[START OF Data rows]

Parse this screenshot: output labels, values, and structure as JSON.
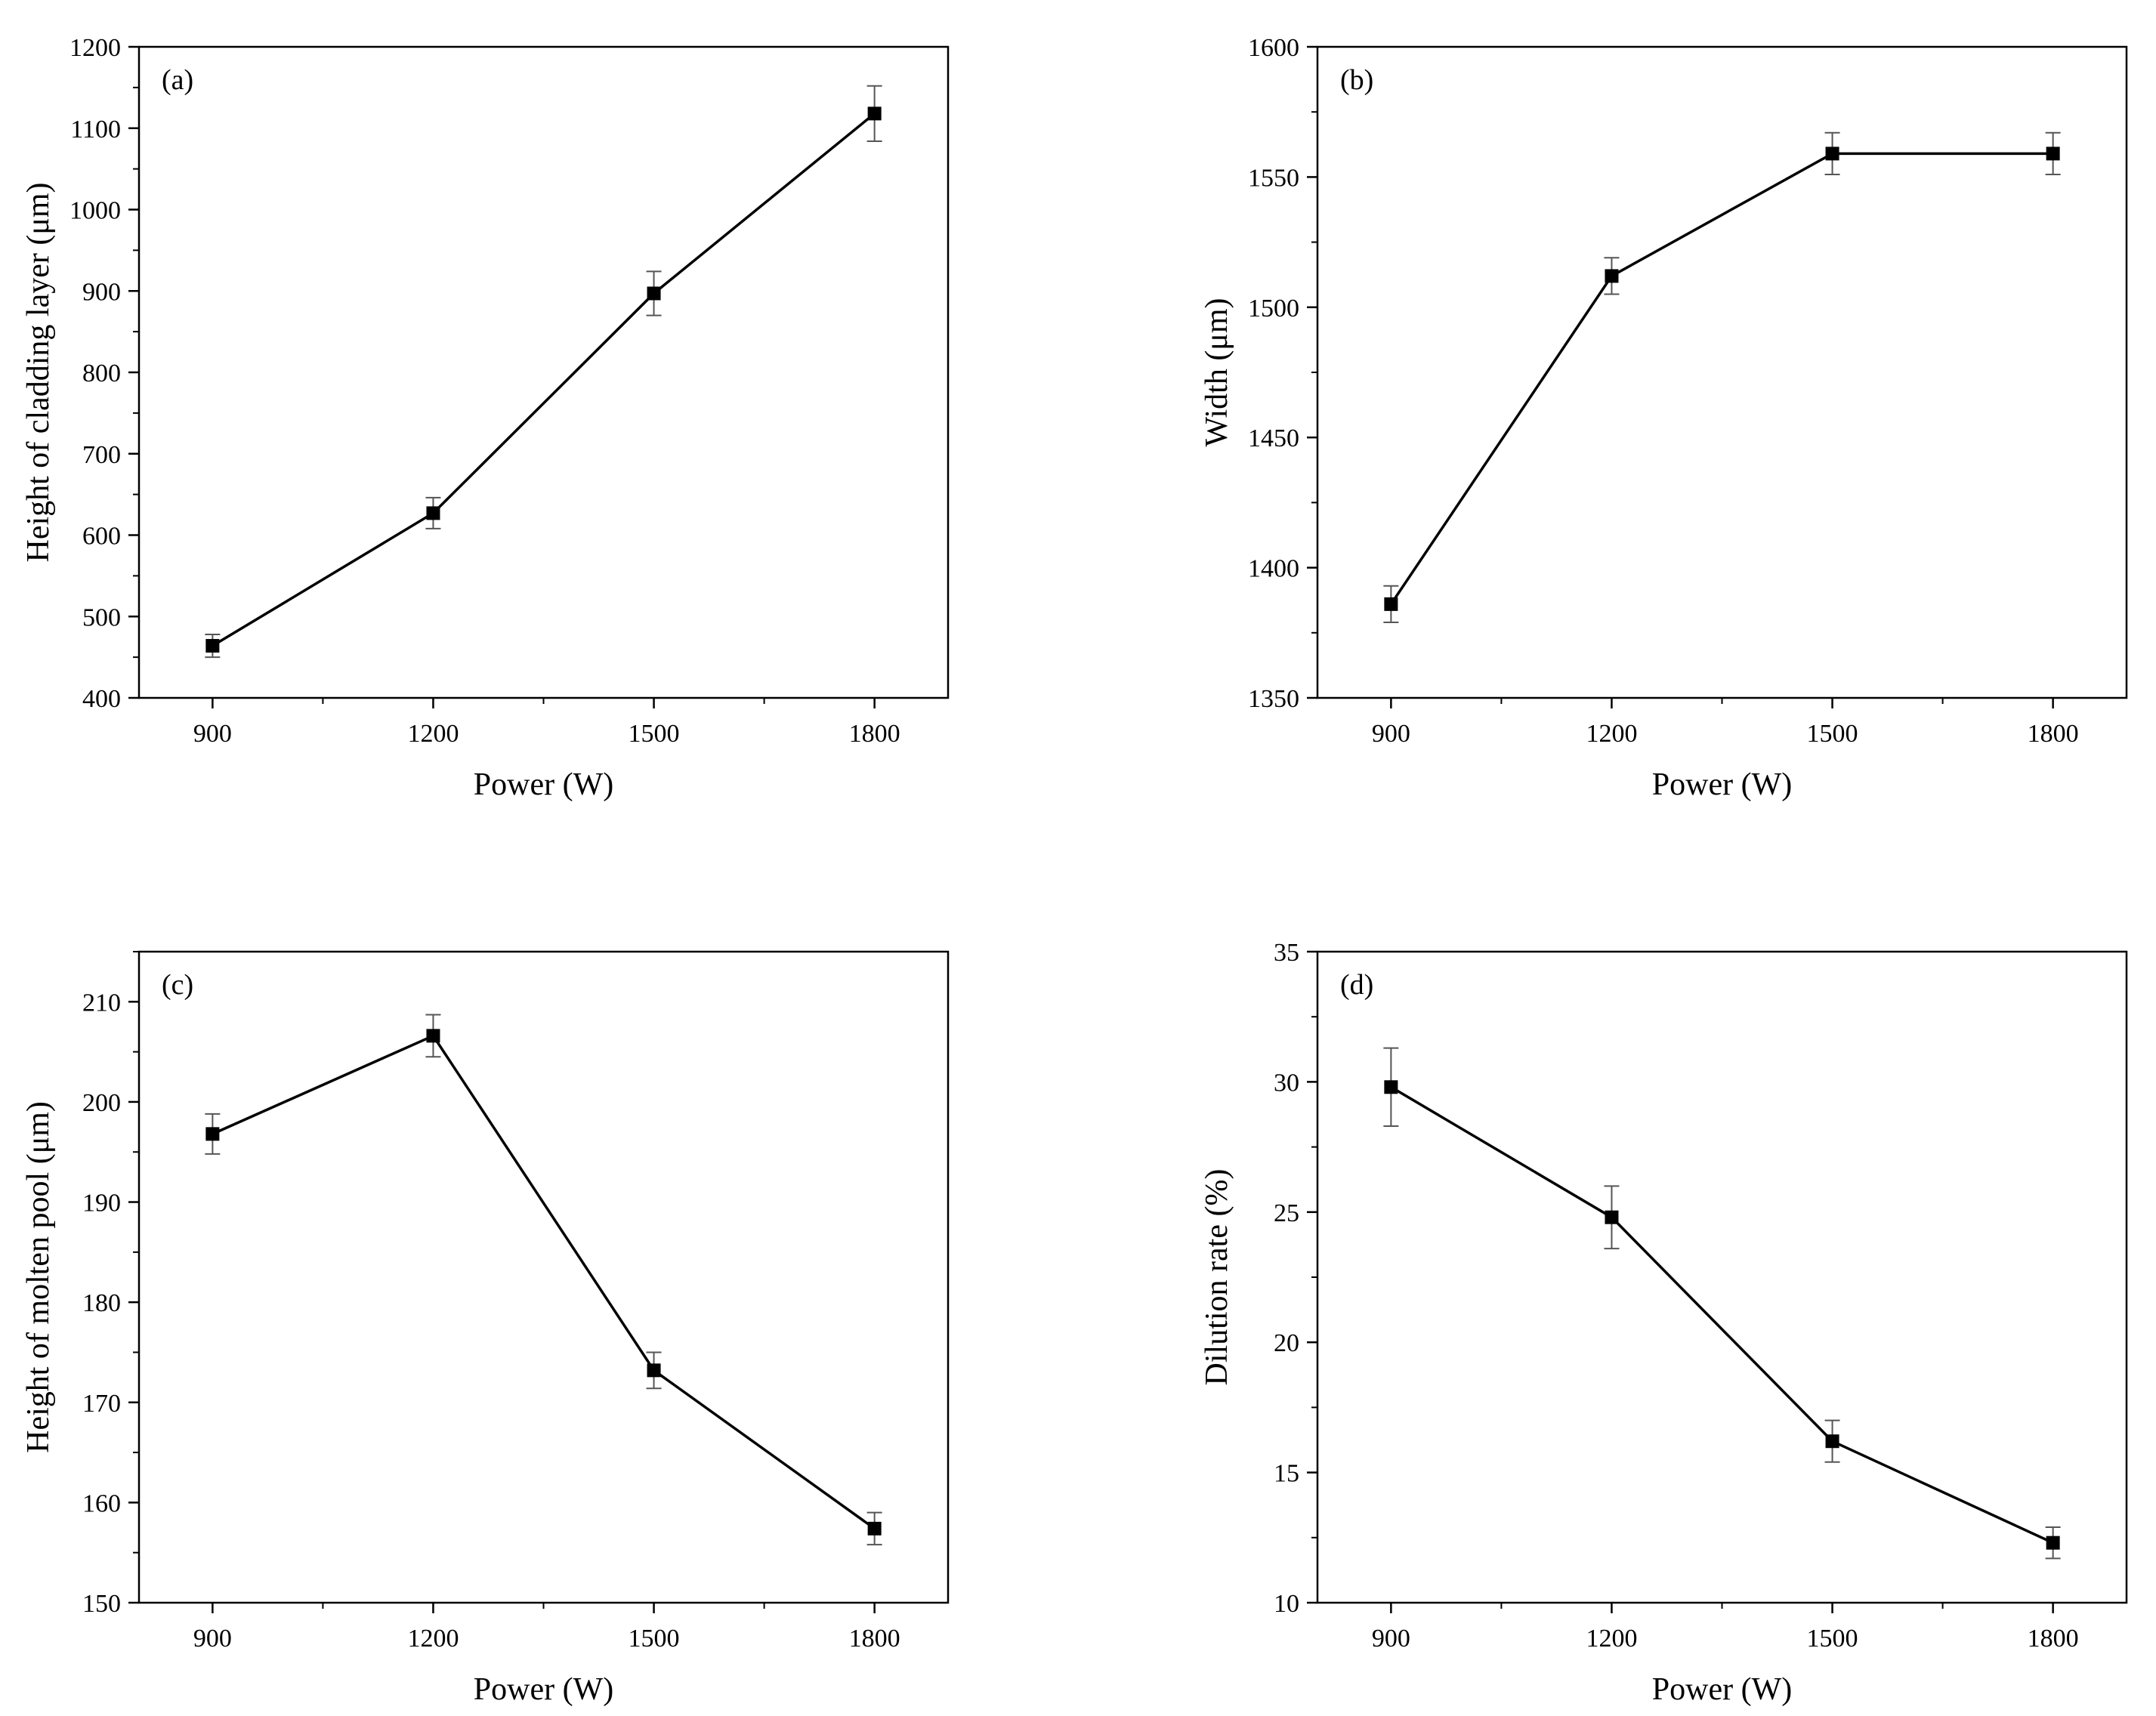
{
  "colors": {
    "line": "#000000",
    "marker": "#000000",
    "errorbar": "#555555",
    "background": "#ffffff"
  },
  "chart_data": [
    {
      "type": "line",
      "panel": "(a)",
      "xlabel": "Power (W)",
      "ylabel": "Height of cladding layer (μm)",
      "x": [
        900,
        1200,
        1500,
        1800
      ],
      "values": [
        464,
        627,
        897,
        1118
      ],
      "errors": [
        14,
        19,
        27,
        34
      ],
      "xlim": [
        800,
        1900
      ],
      "ylim": [
        400,
        1200
      ],
      "xticks": [
        900,
        1200,
        1500,
        1800
      ],
      "yticks": [
        400,
        500,
        600,
        700,
        800,
        900,
        1000,
        1100,
        1200
      ]
    },
    {
      "type": "line",
      "panel": "(b)",
      "xlabel": "Power (W)",
      "ylabel": "Width (μm)",
      "x": [
        900,
        1200,
        1500,
        1800
      ],
      "values": [
        1386,
        1512,
        1559,
        1559
      ],
      "errors": [
        7,
        7,
        8,
        8
      ],
      "xlim": [
        800,
        1900
      ],
      "ylim": [
        1350,
        1600
      ],
      "xticks": [
        900,
        1200,
        1500,
        1800
      ],
      "yticks": [
        1350,
        1400,
        1450,
        1500,
        1550,
        1600
      ]
    },
    {
      "type": "line",
      "panel": "(c)",
      "xlabel": "Power (W)",
      "ylabel": "Height of molten pool (μm)",
      "x": [
        900,
        1200,
        1500,
        1800
      ],
      "values": [
        196.8,
        206.6,
        173.2,
        157.4
      ],
      "errors": [
        2.0,
        2.1,
        1.8,
        1.6
      ],
      "xlim": [
        800,
        1900
      ],
      "ylim": [
        150,
        215
      ],
      "xticks": [
        900,
        1200,
        1500,
        1800
      ],
      "yticks": [
        150,
        160,
        170,
        180,
        190,
        200,
        210
      ]
    },
    {
      "type": "line",
      "panel": "(d)",
      "xlabel": "Power (W)",
      "ylabel": "Dilution rate (%)",
      "x": [
        900,
        1200,
        1500,
        1800
      ],
      "values": [
        29.8,
        24.8,
        16.2,
        12.3
      ],
      "errors": [
        1.5,
        1.2,
        0.8,
        0.6
      ],
      "xlim": [
        800,
        1900
      ],
      "ylim": [
        10,
        35
      ],
      "xticks": [
        900,
        1200,
        1500,
        1800
      ],
      "yticks": [
        10,
        15,
        20,
        25,
        30,
        35
      ]
    }
  ]
}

[END OF Data rows]

# [Set task]
Retype the records exactly. Any image in them should not appear in what you write.

# [Solved exercise]
Parse this screenshot: output labels, values, and structure as JSON.
{
  "colors": {
    "line": "#000000",
    "marker": "#000000",
    "errorbar": "#555555",
    "background": "#ffffff"
  },
  "chart_data": [
    {
      "type": "line",
      "panel": "(a)",
      "xlabel": "Power (W)",
      "ylabel": "Height of cladding layer (μm)",
      "x": [
        900,
        1200,
        1500,
        1800
      ],
      "values": [
        464,
        627,
        897,
        1118
      ],
      "errors": [
        14,
        19,
        27,
        34
      ],
      "xlim": [
        800,
        1900
      ],
      "ylim": [
        400,
        1200
      ],
      "xticks": [
        900,
        1200,
        1500,
        1800
      ],
      "yticks": [
        400,
        500,
        600,
        700,
        800,
        900,
        1000,
        1100,
        1200
      ]
    },
    {
      "type": "line",
      "panel": "(b)",
      "xlabel": "Power (W)",
      "ylabel": "Width (μm)",
      "x": [
        900,
        1200,
        1500,
        1800
      ],
      "values": [
        1386,
        1512,
        1559,
        1559
      ],
      "errors": [
        7,
        7,
        8,
        8
      ],
      "xlim": [
        800,
        1900
      ],
      "ylim": [
        1350,
        1600
      ],
      "xticks": [
        900,
        1200,
        1500,
        1800
      ],
      "yticks": [
        1350,
        1400,
        1450,
        1500,
        1550,
        1600
      ]
    },
    {
      "type": "line",
      "panel": "(c)",
      "xlabel": "Power (W)",
      "ylabel": "Height of molten pool (μm)",
      "x": [
        900,
        1200,
        1500,
        1800
      ],
      "values": [
        196.8,
        206.6,
        173.2,
        157.4
      ],
      "errors": [
        2.0,
        2.1,
        1.8,
        1.6
      ],
      "xlim": [
        800,
        1900
      ],
      "ylim": [
        150,
        215
      ],
      "xticks": [
        900,
        1200,
        1500,
        1800
      ],
      "yticks": [
        150,
        160,
        170,
        180,
        190,
        200,
        210
      ]
    },
    {
      "type": "line",
      "panel": "(d)",
      "xlabel": "Power (W)",
      "ylabel": "Dilution rate (%)",
      "x": [
        900,
        1200,
        1500,
        1800
      ],
      "values": [
        29.8,
        24.8,
        16.2,
        12.3
      ],
      "errors": [
        1.5,
        1.2,
        0.8,
        0.6
      ],
      "xlim": [
        800,
        1900
      ],
      "ylim": [
        10,
        35
      ],
      "xticks": [
        900,
        1200,
        1500,
        1800
      ],
      "yticks": [
        10,
        15,
        20,
        25,
        30,
        35
      ]
    }
  ]
}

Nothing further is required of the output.